> _EXERCISE TASK_
Write out each line from the data below that includes the word "Sync".

Part of a data file
* Start *

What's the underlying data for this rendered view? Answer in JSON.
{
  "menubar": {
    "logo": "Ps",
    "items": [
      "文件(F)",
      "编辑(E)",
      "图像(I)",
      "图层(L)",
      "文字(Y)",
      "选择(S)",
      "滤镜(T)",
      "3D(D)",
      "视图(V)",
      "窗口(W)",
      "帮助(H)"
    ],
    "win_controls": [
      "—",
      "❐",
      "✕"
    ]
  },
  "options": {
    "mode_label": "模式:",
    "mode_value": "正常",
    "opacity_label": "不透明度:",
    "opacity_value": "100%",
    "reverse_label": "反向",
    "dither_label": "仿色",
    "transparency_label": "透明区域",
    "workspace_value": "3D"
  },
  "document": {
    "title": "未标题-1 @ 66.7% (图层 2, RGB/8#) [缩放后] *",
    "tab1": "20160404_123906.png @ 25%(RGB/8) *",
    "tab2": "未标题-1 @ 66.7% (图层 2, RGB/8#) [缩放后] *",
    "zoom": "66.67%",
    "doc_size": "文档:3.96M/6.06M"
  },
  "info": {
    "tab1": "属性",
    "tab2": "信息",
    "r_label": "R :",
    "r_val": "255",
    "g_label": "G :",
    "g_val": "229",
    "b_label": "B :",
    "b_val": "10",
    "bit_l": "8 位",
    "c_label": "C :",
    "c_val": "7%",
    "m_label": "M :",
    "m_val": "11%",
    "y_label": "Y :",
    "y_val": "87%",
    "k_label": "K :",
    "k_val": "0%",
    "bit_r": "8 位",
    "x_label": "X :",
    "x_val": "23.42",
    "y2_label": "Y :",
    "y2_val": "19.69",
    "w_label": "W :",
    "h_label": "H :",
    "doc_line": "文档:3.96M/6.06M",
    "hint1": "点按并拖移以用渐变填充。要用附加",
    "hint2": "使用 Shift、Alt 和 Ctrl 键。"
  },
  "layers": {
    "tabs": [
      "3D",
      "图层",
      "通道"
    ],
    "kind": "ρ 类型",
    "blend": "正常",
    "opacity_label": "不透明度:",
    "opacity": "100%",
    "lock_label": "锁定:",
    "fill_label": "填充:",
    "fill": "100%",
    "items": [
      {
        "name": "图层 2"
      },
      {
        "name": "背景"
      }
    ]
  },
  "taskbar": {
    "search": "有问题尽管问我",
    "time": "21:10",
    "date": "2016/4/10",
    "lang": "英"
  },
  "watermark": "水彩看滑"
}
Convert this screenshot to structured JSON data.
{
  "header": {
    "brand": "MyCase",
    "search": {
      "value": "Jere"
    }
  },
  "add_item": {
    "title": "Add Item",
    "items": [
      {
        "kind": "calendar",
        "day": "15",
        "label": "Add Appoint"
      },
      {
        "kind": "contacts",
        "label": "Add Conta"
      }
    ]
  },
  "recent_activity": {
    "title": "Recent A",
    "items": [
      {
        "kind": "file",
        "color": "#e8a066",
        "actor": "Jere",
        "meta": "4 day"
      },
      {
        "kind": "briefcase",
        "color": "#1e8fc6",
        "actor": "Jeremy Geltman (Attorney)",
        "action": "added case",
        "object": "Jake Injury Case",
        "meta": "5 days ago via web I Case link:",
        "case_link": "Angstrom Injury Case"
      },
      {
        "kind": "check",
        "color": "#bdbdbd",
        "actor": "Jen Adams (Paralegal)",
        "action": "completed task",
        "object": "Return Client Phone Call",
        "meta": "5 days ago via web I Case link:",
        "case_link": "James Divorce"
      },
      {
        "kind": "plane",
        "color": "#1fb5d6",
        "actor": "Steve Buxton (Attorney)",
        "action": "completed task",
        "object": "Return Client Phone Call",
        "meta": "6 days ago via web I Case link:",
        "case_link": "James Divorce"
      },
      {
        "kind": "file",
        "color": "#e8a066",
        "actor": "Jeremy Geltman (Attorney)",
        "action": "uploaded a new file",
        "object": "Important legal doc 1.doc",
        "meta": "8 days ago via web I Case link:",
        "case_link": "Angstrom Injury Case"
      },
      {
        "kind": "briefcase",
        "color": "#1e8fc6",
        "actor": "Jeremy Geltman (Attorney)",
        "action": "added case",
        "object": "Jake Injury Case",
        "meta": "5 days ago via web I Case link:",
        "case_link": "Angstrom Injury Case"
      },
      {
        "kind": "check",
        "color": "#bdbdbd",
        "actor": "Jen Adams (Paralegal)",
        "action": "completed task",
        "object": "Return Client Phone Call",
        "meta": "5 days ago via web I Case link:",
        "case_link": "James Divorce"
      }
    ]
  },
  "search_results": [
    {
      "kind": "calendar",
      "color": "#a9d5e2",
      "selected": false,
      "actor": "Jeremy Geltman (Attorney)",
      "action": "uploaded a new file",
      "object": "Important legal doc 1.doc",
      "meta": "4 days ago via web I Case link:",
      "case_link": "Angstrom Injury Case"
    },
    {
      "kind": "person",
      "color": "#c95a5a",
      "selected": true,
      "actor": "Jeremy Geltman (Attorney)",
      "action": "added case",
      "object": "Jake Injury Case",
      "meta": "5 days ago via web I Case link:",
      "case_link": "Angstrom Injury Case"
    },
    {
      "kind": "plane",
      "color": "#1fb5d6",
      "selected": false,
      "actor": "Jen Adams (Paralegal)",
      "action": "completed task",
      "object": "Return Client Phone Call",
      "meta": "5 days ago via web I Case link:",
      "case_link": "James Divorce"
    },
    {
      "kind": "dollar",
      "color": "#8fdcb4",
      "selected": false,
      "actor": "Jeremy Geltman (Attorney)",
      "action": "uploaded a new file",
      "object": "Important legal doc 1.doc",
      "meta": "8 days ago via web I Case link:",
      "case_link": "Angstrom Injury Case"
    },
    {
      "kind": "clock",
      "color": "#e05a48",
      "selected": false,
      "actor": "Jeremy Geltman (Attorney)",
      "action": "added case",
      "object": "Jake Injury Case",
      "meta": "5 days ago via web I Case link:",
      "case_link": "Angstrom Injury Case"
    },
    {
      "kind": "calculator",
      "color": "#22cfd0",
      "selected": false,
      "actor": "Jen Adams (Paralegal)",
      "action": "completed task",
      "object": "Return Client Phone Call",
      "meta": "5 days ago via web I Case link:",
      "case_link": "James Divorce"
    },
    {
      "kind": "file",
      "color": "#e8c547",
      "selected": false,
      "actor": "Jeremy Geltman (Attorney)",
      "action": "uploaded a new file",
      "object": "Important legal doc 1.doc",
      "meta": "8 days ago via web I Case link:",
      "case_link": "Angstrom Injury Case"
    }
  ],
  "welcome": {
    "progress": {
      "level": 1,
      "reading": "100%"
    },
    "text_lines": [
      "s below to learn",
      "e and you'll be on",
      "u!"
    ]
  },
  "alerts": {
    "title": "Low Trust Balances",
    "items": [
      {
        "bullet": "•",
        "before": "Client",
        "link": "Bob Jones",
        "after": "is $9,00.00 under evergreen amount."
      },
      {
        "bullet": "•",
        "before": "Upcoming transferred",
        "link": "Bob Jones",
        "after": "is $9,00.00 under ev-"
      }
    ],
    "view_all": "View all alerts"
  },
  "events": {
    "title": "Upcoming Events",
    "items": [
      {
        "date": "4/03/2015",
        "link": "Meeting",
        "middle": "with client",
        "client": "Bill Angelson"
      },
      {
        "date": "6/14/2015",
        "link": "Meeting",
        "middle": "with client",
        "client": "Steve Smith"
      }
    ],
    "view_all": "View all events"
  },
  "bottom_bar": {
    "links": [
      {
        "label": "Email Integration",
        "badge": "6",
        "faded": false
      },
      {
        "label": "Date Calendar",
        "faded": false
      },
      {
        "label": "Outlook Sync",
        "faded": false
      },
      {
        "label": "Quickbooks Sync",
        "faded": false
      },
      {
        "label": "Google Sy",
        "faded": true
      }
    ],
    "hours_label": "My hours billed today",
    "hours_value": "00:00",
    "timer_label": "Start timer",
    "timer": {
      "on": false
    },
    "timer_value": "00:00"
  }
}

* End *

> _REPLY_
        "label": "Outlook Sync",
        "label": "Quickbooks Sync",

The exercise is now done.